Written problem: Update the lines from the line containing "y2-tick-label-0-6: 0.6 [1452,350,1476,368]" up to and including the line containing "y-tick-label-2: −2 [166,527,188,545]", replacing "Whitened strain" with "Normalized strain" and leaving everything else unchanged. Give only those lines.

Data in this exercise:
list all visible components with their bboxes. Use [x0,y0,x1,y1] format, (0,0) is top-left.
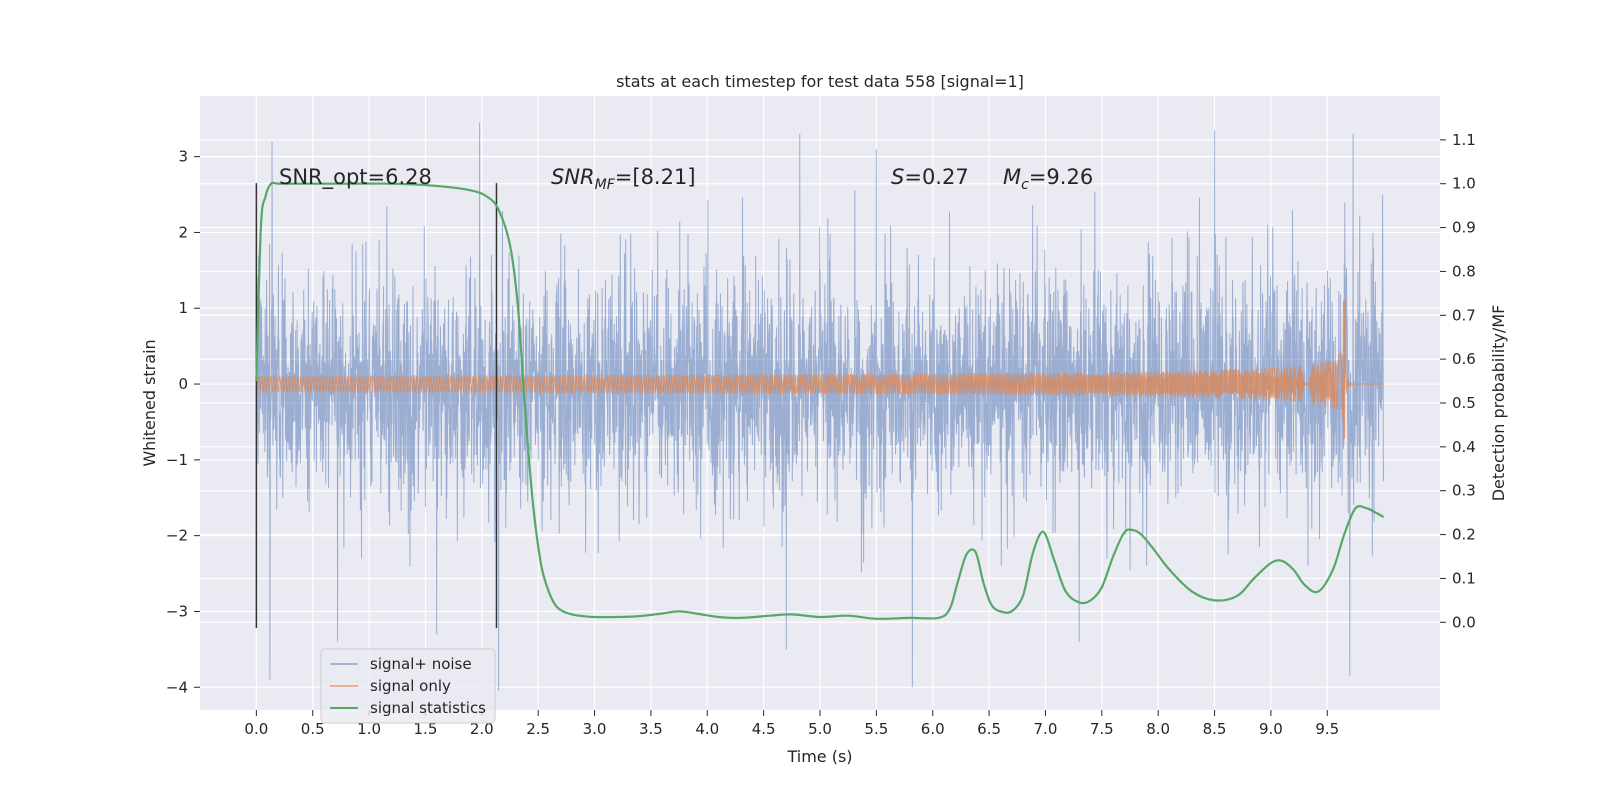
y2-tick-label-0-6: 0.6 [1452,350,1476,368]
x-tick-label-3-5: 3.5 [639,720,663,738]
y-axis-label: Whitened strain [140,339,159,466]
series-signal-plus-noise [255,122,1385,692]
x-tick-label-6: 6.0 [921,720,945,738]
annotation-snr-mf-value: =[8.21] [615,165,696,189]
y-tick-label-3: −3 [166,602,188,620]
annotations: SNR_opt=6.28 SNRMF=[8.21] S=0.27 Mc=9.26 [279,165,1093,193]
y2-tick-label-0: 0.0 [1452,613,1476,631]
x-tick-label-5: 5.0 [808,720,832,738]
x-axis-label: Time (s) [786,747,852,766]
annotation-snr-opt: SNR_opt=6.28 [279,165,432,190]
annotation-mc-value: =9.26 [1029,165,1093,189]
y2-tick-label-0-3: 0.3 [1452,482,1476,500]
annotation-mc-name: M [1003,165,1021,189]
y-axis-ticks: 3 2 1 0 −1 −2 −3 −4 [166,148,200,696]
y-tick-label-0: 0 [178,375,188,393]
series-signal-statistics [255,181,1385,620]
x-tick-label-0-5: 0.5 [301,720,325,738]
y2-tick-label-0-7: 0.7 [1452,306,1476,324]
y-tick-label-1: 1 [178,299,188,317]
x-tick-label-7: 7.0 [1034,720,1058,738]
legend-label-signal-only: signal only [370,677,451,695]
x-tick-label-7-5: 7.5 [1090,720,1114,738]
legend-label-signal-plus-noise: signal+ noise [370,655,472,673]
y-tick-label-2: −2 [166,527,188,545]
x-tick-label-2: 2.0 [470,720,494,738]
x-tick-label-4: 4.0 [695,720,719,738]
y2-tick-label-0-4: 0.4 [1452,438,1476,456]
series-signal-only [255,300,1384,439]
y-tick-label-3: 3 [178,148,188,166]
x-tick-label-4-5: 4.5 [752,720,776,738]
annotation-snr-mf: SNRMF=[8.21] [551,165,696,193]
x-tick-label-1: 1.0 [357,720,381,738]
plot-layer [255,122,1385,692]
x-tick-label-6-5: 6.5 [977,720,1001,738]
legend: signal+ noise signal only signal statist… [320,648,496,724]
y2-tick-label-0-1: 0.1 [1452,569,1476,587]
x-tick-label-3: 3.0 [583,720,607,738]
y2-tick-label-0-2: 0.2 [1452,526,1476,544]
annotation-s-value: =0.27 [904,165,968,189]
y-tick-label-1: −1 [166,451,188,469]
y2-tick-label-1-1: 1.1 [1452,131,1476,149]
annotation-s-name: S [891,165,904,189]
annotation-mc-subscript: c [1021,177,1029,193]
y2-axis-ticks: 1.1 1.0 0.9 0.8 0.7 0.6 0.5 0.4 0.3 0.2 0.1 0.0 [1440,131,1476,631]
annotation-snr-mf-name: SNR [551,165,595,189]
y2-tick-label-0-9: 0.9 [1452,219,1476,237]
x-tick-label-8-5: 8.5 [1203,720,1227,738]
x-tick-label-5-5: 5.5 [864,720,888,738]
x-tick-label-9-5: 9.5 [1315,720,1339,738]
x-tick-label-2-5: 2.5 [526,720,550,738]
x-tick-label-8: 8.0 [1146,720,1170,738]
y2-tick-label-0-5: 0.5 [1452,394,1476,412]
y2-tick-label-1: 1.0 [1452,175,1476,193]
y2-axis-label: Detection probability/MF [1489,305,1508,502]
chart-title: stats at each timestep for test data 558… [616,72,1024,91]
y2-tick-label-0-8: 0.8 [1452,262,1476,280]
y-tick-label-4: −4 [166,678,188,696]
x-tick-label-0: 0.0 [244,720,268,738]
annotation-s: S=0.27 [891,165,969,189]
annotation-mc: Mc=9.26 [1003,165,1093,193]
x-axis-ticks: 0.0 0.5 1.0 1.5 2.0 2.5 3.0 3.5 4.0 4.5 5.0 5.5 6.0 6… [244,710,1339,738]
annotation-snr-mf-subscript: MF [595,177,616,193]
x-tick-label-1-5: 1.5 [414,720,438,738]
legend-label-signal-statistics: signal statistics [370,699,486,717]
y-tick-label-2: 2 [178,223,188,241]
legend-box [320,648,496,724]
x-tick-label-9: 9.0 [1259,720,1283,738]
marker-lines [255,183,498,629]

Solution to this task:
y2-tick-label-0-6: 0.6 [1452,350,1476,368]
x-tick-label-3-5: 3.5 [639,720,663,738]
y-axis-label: Normalized strain [140,339,159,466]
series-signal-plus-noise [255,122,1385,692]
x-tick-label-6: 6.0 [921,720,945,738]
annotation-snr-mf-value: =[8.21] [615,165,696,189]
y-tick-label-3: −3 [166,602,188,620]
annotations: SNR_opt=6.28 SNRMF=[8.21] S=0.27 Mc=9.26 [279,165,1093,193]
y2-tick-label-0: 0.0 [1452,613,1476,631]
x-tick-label-5: 5.0 [808,720,832,738]
x-axis-label: Time (s) [786,747,852,766]
annotation-snr-opt: SNR_opt=6.28 [279,165,432,190]
annotation-mc-value: =9.26 [1029,165,1093,189]
y2-tick-label-0-3: 0.3 [1452,482,1476,500]
annotation-mc-name: M [1003,165,1021,189]
y-axis-ticks: 3 2 1 0 −1 −2 −3 −4 [166,148,200,696]
y-tick-label-0: 0 [178,375,188,393]
series-signal-statistics [255,181,1385,620]
x-tick-label-0-5: 0.5 [301,720,325,738]
y2-tick-label-0-7: 0.7 [1452,306,1476,324]
y-tick-label-1: 1 [178,299,188,317]
x-tick-label-7: 7.0 [1034,720,1058,738]
legend-label-signal-only: signal only [370,677,451,695]
x-tick-label-7-5: 7.5 [1090,720,1114,738]
legend-label-signal-plus-noise: signal+ noise [370,655,472,673]
y-tick-label-2: −2 [166,527,188,545]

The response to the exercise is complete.